● **PASSAGE SHOWN**:
──────────

Canada’s ETF industry can claim another “first” in what is now a long line of them, after attracting more than $3 billion* in new money for the second straight month in June, according to BlackRock’s Follow the Flow data for the industry.
Following on the heels of May’s record-equaling flow count of $3.8 billion, inflows reached $3.1 billion last month, bringing the total of net new business (NNB) to $15.3 billion so far this year. At this rate, ETF flows could potentially surpass last year’s total NNB figure of $16.6 billion and end the year somewhere close to $30 billion – a figure that, if reached, could signal a new phase for the industry whereby broader adoption of ETFs is leading to an even more accelerated pace of growth.
Whether this becomes true or not, only time will tell, but it does seem clear that certain trends are having a big impact on the development of the industry as it continues to mature. Here are five such trends that we believe have kept ETF growth in Canada on record pace.

──────────

● **SUPPLIED MATERIAL**:
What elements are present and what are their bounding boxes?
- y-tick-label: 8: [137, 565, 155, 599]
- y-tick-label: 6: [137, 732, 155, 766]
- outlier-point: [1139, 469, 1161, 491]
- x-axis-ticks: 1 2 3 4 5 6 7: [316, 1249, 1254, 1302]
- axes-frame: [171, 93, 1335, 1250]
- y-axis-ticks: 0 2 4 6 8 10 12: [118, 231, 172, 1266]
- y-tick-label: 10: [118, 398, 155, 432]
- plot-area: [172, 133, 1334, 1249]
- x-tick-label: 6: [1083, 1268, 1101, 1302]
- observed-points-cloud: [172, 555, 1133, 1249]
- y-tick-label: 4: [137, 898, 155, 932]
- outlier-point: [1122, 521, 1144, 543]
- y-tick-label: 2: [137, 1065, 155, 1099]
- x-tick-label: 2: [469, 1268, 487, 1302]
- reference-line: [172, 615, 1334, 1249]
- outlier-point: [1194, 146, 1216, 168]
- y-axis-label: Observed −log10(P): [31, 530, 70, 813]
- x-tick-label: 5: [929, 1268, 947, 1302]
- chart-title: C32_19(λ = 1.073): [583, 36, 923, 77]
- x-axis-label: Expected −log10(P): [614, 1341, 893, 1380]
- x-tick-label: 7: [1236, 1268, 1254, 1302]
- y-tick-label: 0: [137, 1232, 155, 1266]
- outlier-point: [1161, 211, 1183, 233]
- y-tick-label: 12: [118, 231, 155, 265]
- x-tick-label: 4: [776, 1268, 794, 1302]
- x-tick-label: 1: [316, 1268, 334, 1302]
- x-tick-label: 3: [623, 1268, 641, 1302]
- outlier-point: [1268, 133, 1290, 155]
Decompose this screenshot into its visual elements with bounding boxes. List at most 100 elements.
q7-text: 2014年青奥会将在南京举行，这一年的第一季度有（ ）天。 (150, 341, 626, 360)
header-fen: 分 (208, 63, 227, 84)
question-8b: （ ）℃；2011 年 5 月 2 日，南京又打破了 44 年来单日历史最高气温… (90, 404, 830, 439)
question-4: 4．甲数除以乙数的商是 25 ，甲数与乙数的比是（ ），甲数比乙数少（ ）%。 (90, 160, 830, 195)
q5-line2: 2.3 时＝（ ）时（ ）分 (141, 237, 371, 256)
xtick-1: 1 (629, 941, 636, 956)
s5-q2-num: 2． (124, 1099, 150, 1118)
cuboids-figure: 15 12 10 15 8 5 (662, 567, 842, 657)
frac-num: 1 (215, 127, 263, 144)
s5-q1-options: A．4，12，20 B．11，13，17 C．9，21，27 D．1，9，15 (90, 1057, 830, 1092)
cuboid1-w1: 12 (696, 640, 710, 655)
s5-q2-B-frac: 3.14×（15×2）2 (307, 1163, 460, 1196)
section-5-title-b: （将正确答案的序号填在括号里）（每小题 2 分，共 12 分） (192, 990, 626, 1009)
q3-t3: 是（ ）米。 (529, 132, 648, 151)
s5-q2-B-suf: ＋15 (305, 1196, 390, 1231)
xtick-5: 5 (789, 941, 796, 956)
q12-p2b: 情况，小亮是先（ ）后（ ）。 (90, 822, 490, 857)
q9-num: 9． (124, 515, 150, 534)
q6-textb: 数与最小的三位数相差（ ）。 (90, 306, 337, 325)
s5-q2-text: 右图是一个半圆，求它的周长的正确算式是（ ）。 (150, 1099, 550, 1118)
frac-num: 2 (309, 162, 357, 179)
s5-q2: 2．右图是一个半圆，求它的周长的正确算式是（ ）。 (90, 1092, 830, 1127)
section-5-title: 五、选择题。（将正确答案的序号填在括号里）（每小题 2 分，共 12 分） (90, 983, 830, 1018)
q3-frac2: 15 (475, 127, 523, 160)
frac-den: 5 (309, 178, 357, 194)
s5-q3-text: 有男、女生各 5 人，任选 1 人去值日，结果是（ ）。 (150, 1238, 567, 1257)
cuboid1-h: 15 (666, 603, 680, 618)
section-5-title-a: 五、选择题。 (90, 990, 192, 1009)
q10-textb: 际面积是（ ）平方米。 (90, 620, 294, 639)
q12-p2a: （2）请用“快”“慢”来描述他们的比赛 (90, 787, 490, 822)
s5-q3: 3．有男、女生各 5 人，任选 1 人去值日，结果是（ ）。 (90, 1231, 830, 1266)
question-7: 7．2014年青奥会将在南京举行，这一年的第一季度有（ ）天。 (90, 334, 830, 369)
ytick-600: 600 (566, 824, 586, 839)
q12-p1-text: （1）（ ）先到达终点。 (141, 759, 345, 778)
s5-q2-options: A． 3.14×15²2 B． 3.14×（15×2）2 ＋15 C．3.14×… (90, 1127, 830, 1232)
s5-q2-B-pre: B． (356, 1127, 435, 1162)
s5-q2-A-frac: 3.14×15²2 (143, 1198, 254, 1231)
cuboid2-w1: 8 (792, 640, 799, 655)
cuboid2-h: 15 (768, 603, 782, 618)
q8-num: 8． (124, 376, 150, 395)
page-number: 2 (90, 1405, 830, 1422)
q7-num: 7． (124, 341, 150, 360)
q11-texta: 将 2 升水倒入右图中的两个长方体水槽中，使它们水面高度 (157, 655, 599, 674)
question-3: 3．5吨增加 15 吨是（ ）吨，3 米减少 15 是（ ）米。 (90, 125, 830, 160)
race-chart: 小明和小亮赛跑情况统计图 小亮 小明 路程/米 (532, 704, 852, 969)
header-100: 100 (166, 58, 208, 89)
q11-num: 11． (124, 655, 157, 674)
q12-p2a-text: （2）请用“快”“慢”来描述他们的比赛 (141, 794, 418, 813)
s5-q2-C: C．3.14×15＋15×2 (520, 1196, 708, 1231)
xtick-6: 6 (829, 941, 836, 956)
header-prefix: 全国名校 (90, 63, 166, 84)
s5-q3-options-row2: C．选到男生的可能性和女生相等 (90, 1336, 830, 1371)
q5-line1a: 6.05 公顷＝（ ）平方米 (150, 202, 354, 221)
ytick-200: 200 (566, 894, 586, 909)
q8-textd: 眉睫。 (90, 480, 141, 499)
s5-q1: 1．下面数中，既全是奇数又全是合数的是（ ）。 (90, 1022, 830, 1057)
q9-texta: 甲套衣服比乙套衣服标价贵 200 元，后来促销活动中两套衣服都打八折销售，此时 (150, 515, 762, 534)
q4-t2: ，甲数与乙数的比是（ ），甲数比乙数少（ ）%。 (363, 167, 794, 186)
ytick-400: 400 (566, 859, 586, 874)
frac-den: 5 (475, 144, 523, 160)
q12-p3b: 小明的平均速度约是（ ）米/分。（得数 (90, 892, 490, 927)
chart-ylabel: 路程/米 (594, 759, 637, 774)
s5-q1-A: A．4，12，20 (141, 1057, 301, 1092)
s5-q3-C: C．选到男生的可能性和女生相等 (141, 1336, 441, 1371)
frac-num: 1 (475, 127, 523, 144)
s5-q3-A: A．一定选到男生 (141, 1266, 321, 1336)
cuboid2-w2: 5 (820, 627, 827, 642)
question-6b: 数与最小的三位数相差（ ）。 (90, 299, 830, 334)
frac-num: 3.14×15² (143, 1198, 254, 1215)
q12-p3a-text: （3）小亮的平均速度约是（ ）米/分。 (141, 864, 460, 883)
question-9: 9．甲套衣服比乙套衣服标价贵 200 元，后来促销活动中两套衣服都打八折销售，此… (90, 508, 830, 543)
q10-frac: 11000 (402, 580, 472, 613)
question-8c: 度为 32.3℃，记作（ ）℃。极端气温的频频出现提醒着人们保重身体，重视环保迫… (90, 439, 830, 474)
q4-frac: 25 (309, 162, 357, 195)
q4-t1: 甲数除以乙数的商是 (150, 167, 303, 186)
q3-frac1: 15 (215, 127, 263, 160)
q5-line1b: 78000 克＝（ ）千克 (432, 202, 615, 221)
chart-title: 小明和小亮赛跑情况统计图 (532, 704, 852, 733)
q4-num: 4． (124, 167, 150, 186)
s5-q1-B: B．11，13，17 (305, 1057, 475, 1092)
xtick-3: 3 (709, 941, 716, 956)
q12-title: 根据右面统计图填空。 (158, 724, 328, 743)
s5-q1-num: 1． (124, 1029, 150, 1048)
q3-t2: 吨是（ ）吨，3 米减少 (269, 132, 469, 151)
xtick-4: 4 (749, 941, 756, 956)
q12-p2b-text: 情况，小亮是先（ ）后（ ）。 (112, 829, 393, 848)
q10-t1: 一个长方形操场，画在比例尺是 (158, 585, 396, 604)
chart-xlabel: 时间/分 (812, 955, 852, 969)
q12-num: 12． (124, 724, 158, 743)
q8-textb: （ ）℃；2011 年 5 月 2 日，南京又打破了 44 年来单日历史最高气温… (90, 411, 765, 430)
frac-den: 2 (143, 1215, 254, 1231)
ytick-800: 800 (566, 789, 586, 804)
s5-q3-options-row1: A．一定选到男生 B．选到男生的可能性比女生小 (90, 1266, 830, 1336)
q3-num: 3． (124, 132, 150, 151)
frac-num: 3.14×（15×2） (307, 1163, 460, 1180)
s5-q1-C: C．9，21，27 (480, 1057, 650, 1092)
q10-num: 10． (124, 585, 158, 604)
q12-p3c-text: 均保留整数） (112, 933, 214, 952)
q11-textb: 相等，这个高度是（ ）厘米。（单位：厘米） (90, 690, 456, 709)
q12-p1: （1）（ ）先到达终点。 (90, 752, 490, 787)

──────────

● **TASKS FOR THIS EXERCISE**:
a) In the passage on Canada's ETF flows, condense the paragraph beginning "Following on the heels of May's" into a short list of its main facts.
b) Extend the passage on Canada's ETF flows, beginning after its final sentence.

● **TASK RESULTS**:
a)
- May inflows of $3.8 billion equaled the record.
- June inflows reached $3.1 billion.
- Net new business (NNB) for the year so far totals $15.3 billion.
- At this pace, flows could surpass last year's NNB of $16.6 billion and end the year near $30 billion.
- Reaching that figure could signal a new phase in which broader ETF adoption accelerates growth even further.

b)
1. Core exposures
Core ETFs have long been a major component of the ETF growth story, but recent flows suggest the popularity of these generally low cost funds offering broad-based exposure to specific markets and sectors may be stronger than ever with investors, including institutions who may increasingly be using them as an alternative to more expensive futures contracts. As Warren Collier, head of iShares Canada, noted in a recent blog, 48% of total Canadian ETF flows has gone into core funds since the iShares Core series of ETFs were introduced to Canada in March 2014, even though 90% of new funds launched in that same time frame have been ETFs with non-core exposures.
2. International diversification
Canada’s stock market has underperformed many of its developed and emerging market counterparts this year after doing just the opposite in 2016. Not surprisingly, international equity has been one of the more popular ETF categories over the first six months as some investors sought potential opportunities in funds like iShares Core MSCI EAFE IMI Index ETF (XEF), which attracted inflows of $72.9 million this year through June, according to BlackRock’s Follow the Flow data. While Canadian stocks could potentially rebound in the second half, BlackRock Investment Institute currently favours Eurozone, Japanese and emerging market equities given still strong economic data, relatively more accommodative monetary policy and cheaper valuations.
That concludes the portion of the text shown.